■ **Your objective**
Reproduce all of the records below verbatim, line for line, and omit the pictures from your answer.

■ **Source data**
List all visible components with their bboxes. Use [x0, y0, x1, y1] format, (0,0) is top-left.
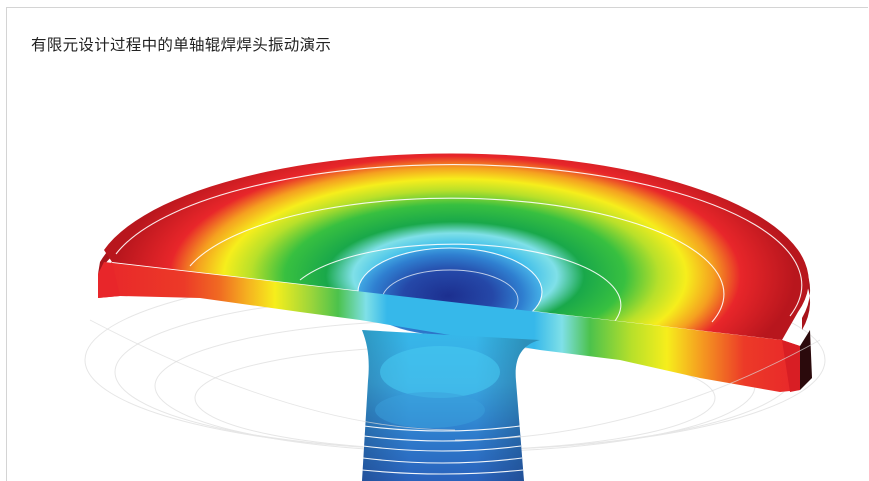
shaft-contours	[361, 425, 524, 475]
figure-caption: 有限元设计过程中的单轴辊焊焊头振动演示	[31, 36, 332, 54]
cut-face	[98, 262, 800, 392]
contour-rings	[115, 164, 803, 331]
disk-top	[104, 153, 809, 340]
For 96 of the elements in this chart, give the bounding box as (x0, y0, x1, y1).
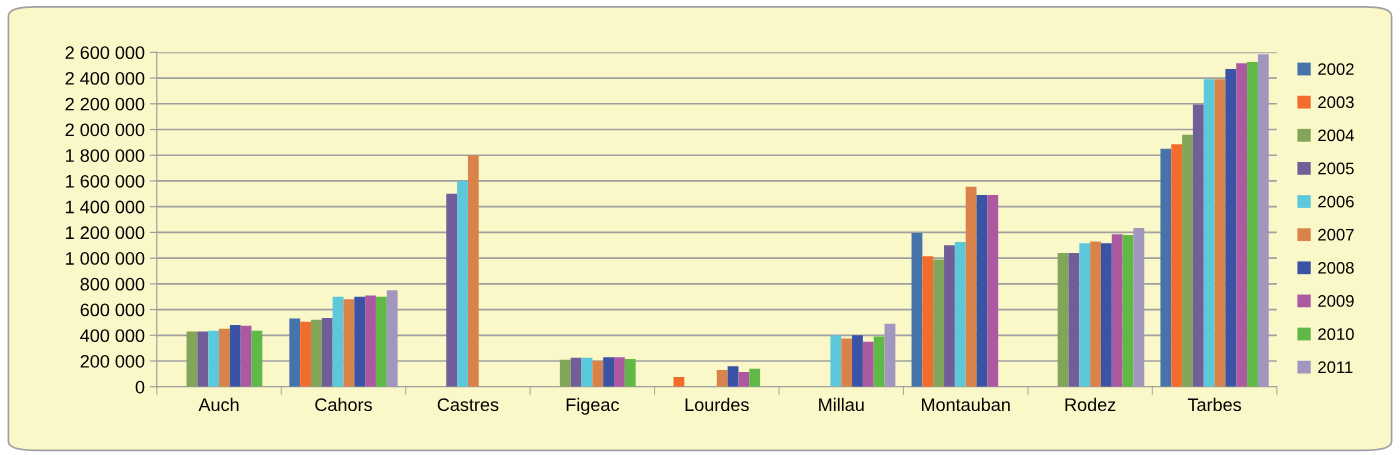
bar (365, 295, 376, 387)
bar (229, 325, 241, 387)
bar (1100, 243, 1112, 387)
x-tick-label: Castres (437, 398, 499, 412)
bar (1192, 104, 1204, 387)
bar (457, 180, 468, 387)
bar (240, 325, 252, 387)
bar (1160, 148, 1172, 387)
bar (727, 366, 739, 387)
bar (375, 296, 387, 387)
bar (332, 296, 344, 387)
y-tick-label: 2 600 000 (65, 46, 145, 60)
bar (922, 256, 934, 387)
legend-label: 2009 (1318, 295, 1354, 307)
bar (1171, 144, 1183, 387)
x-tick-label: Millau (819, 397, 864, 412)
x-tick-label: Tarbes (1187, 397, 1242, 412)
bar (354, 296, 366, 387)
legend-label: 2006 (1318, 195, 1354, 208)
bar (251, 330, 263, 387)
x-tick-label: Lourdes (685, 397, 749, 412)
bar (386, 290, 398, 387)
bar (1257, 54, 1269, 387)
bar (1057, 252, 1069, 387)
bar (300, 321, 311, 387)
legend-label: 2002 (1318, 63, 1354, 75)
y-tick-label: 1 800 000 (66, 149, 145, 162)
bar (933, 259, 945, 387)
y-tick-label: 1 400 000 (66, 200, 145, 214)
bar (559, 359, 571, 387)
bar (738, 371, 750, 387)
bar (944, 245, 955, 387)
legend-label: 2011 (1318, 361, 1353, 374)
bar (289, 318, 301, 387)
bar (1214, 79, 1226, 387)
bar (624, 359, 636, 387)
bar (186, 331, 198, 387)
bar (852, 335, 863, 387)
y-tick-label: 1 200 000 (66, 226, 145, 240)
bar (446, 193, 458, 387)
bar (197, 331, 209, 387)
bar (884, 323, 896, 387)
bar (1236, 63, 1248, 387)
legend-label: 2007 (1318, 228, 1354, 241)
legend-label: 2008 (1318, 261, 1354, 274)
bar (1068, 252, 1080, 387)
y-tick-label: 1 600 000 (66, 174, 145, 188)
bar (749, 368, 761, 387)
bar (1225, 69, 1237, 387)
bar (987, 195, 999, 387)
bar (321, 317, 333, 387)
bar (1111, 234, 1123, 387)
bar (873, 336, 885, 387)
y-tick-label: 600 000 (80, 303, 145, 317)
bar (954, 242, 966, 387)
bar (603, 357, 615, 387)
bar (841, 338, 853, 387)
y-tick-label: 2 200 000 (65, 97, 145, 111)
bar (310, 319, 322, 387)
bar (1079, 243, 1091, 387)
x-tick-label: Rodez (1065, 397, 1116, 412)
bar (911, 233, 923, 387)
bar (1203, 79, 1215, 387)
bar (1122, 234, 1134, 387)
bar (592, 361, 604, 387)
y-tick-label: 800 000 (80, 277, 145, 291)
bar (208, 330, 220, 387)
bar (219, 328, 230, 387)
y-tick-label: 2 000 000 (65, 123, 145, 137)
legend-label: 2003 (1318, 96, 1354, 109)
bar (862, 341, 874, 387)
y-tick-label: 2 400 000 (65, 71, 145, 85)
legend-label: 2004 (1318, 129, 1354, 142)
bar (976, 195, 988, 387)
y-tick-label: 1 000 000 (66, 252, 145, 265)
bar (1133, 227, 1145, 387)
bar (830, 335, 842, 387)
x-tick-label: Cahors (315, 397, 372, 412)
y-tick-label: 0 (135, 380, 145, 394)
legend-label: 2010 (1318, 328, 1354, 340)
bar (614, 357, 625, 387)
bar (673, 377, 685, 387)
x-tick-label: Figeac (566, 397, 619, 415)
bar (570, 357, 582, 387)
x-tick-label: Auch (198, 397, 239, 412)
x-tick-label: Montauban (922, 397, 1010, 412)
bar (965, 186, 977, 387)
bar (343, 299, 355, 387)
y-tick-label: 400 000 (80, 329, 145, 343)
bar (1247, 61, 1258, 387)
bar (467, 155, 479, 387)
bar (1090, 241, 1101, 387)
bar (716, 370, 728, 387)
bar (1182, 134, 1193, 387)
y-tick-label: 200 000 (80, 354, 145, 368)
legend-label: 2005 (1318, 162, 1354, 175)
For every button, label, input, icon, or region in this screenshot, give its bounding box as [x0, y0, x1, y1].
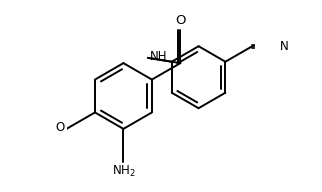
- Text: O: O: [175, 14, 185, 27]
- Text: NH$_2$: NH$_2$: [111, 164, 135, 179]
- Text: O: O: [56, 121, 65, 134]
- Text: NH: NH: [150, 50, 168, 63]
- Text: N: N: [280, 40, 289, 53]
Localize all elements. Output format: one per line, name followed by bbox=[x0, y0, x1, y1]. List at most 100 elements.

■ **Output below**
List all visible components with their bboxes. Use [x0, y0, x1, y1] format, (0,0) is top-left.
shaft-contours	[361, 425, 524, 475]
figure-caption: 有限元设计过程中的单轴辊焊焊头振动演示	[31, 36, 332, 54]
cut-face	[98, 262, 800, 392]
contour-rings	[115, 164, 803, 331]
disk-top	[104, 153, 809, 340]
For 96 of the elements in this chart, give the bounding box as (x0, y0, x1, y1).
bar (365, 295, 376, 387)
bar (229, 325, 241, 387)
bar (1100, 243, 1112, 387)
x-tick-label: Castres (437, 398, 499, 412)
bar (1192, 104, 1204, 387)
bar (457, 180, 468, 387)
bar (240, 325, 252, 387)
bar (1160, 148, 1172, 387)
bar (727, 366, 739, 387)
bar (375, 296, 387, 387)
bar (332, 296, 344, 387)
y-tick-label: 2 600 000 (65, 46, 145, 60)
bar (922, 256, 934, 387)
legend-label: 2009 (1318, 295, 1354, 307)
bar (1171, 144, 1183, 387)
x-tick-label: Millau (819, 397, 864, 412)
x-tick-label: Tarbes (1187, 397, 1242, 412)
bar (354, 296, 366, 387)
legend-label: 2006 (1318, 195, 1354, 208)
bar (251, 330, 263, 387)
x-tick-label: Lourdes (685, 397, 749, 412)
bar (386, 290, 398, 387)
bar (1257, 54, 1269, 387)
bar (1057, 252, 1069, 387)
bar (300, 321, 311, 387)
legend-label: 2002 (1318, 63, 1354, 75)
y-tick-label: 1 800 000 (66, 149, 145, 162)
bar (933, 259, 945, 387)
y-tick-label: 1 400 000 (66, 200, 145, 214)
bar (559, 359, 571, 387)
bar (738, 371, 750, 387)
bar (944, 245, 955, 387)
legend-label: 2011 (1318, 361, 1353, 374)
bar (289, 318, 301, 387)
bar (1214, 79, 1226, 387)
bar (624, 359, 636, 387)
bar (186, 331, 198, 387)
bar (852, 335, 863, 387)
y-tick-label: 1 200 000 (66, 226, 145, 240)
bar (446, 193, 458, 387)
bar (197, 331, 209, 387)
bar (884, 323, 896, 387)
bar (1236, 63, 1248, 387)
legend-label: 2007 (1318, 228, 1354, 241)
legend-label: 2008 (1318, 261, 1354, 274)
bar (1068, 252, 1080, 387)
y-tick-label: 1 600 000 (66, 174, 145, 188)
bar (749, 368, 761, 387)
bar (1225, 69, 1237, 387)
bar (987, 195, 999, 387)
bar (321, 317, 333, 387)
bar (1111, 234, 1123, 387)
bar (873, 336, 885, 387)
y-tick-label: 600 000 (80, 303, 145, 317)
bar (954, 242, 966, 387)
bar (603, 357, 615, 387)
bar (841, 338, 853, 387)
y-tick-label: 2 200 000 (65, 97, 145, 111)
bar (310, 319, 322, 387)
bar (1079, 243, 1091, 387)
x-tick-label: Rodez (1065, 397, 1116, 412)
bar (911, 233, 923, 387)
bar (1203, 79, 1215, 387)
bar (1122, 234, 1134, 387)
bar (592, 361, 604, 387)
y-tick-label: 800 000 (80, 277, 145, 291)
bar (208, 330, 220, 387)
bar (219, 328, 230, 387)
y-tick-label: 2 000 000 (65, 123, 145, 137)
legend-label: 2003 (1318, 96, 1354, 109)
bar (862, 341, 874, 387)
y-tick-label: 2 400 000 (65, 71, 145, 85)
legend-label: 2004 (1318, 129, 1354, 142)
bar (976, 195, 988, 387)
y-tick-label: 1 000 000 (66, 252, 145, 265)
bar (1133, 227, 1145, 387)
bar (830, 335, 842, 387)
x-tick-label: Cahors (315, 397, 372, 412)
y-tick-label: 0 (135, 380, 145, 394)
legend-label: 2010 (1318, 328, 1354, 340)
bar (614, 357, 625, 387)
bar (673, 377, 685, 387)
x-tick-label: Figeac (566, 397, 619, 415)
bar (570, 357, 582, 387)
x-tick-label: Auch (198, 397, 239, 412)
x-tick-label: Montauban (922, 397, 1010, 412)
bar (965, 186, 977, 387)
bar (343, 299, 355, 387)
y-tick-label: 400 000 (80, 329, 145, 343)
bar (1247, 61, 1258, 387)
bar (467, 155, 479, 387)
bar (1090, 241, 1101, 387)
bar (716, 370, 728, 387)
bar (1182, 134, 1193, 387)
y-tick-label: 200 000 (80, 354, 145, 368)
legend-label: 2005 (1318, 162, 1354, 175)
For every button, label, input, icon, or region in this screenshot, give its bounding box as [x0, y0, x1, y1].
- Text: O: O: [175, 14, 185, 27]
- Text: NH$_2$: NH$_2$: [111, 164, 135, 179]
- Text: O: O: [56, 121, 65, 134]
- Text: NH: NH: [150, 50, 168, 63]
- Text: N: N: [280, 40, 289, 53]
Localize all elements. Output format: one per line, name followed by bbox=[x0, y0, x1, y1]. List at most 100 elements.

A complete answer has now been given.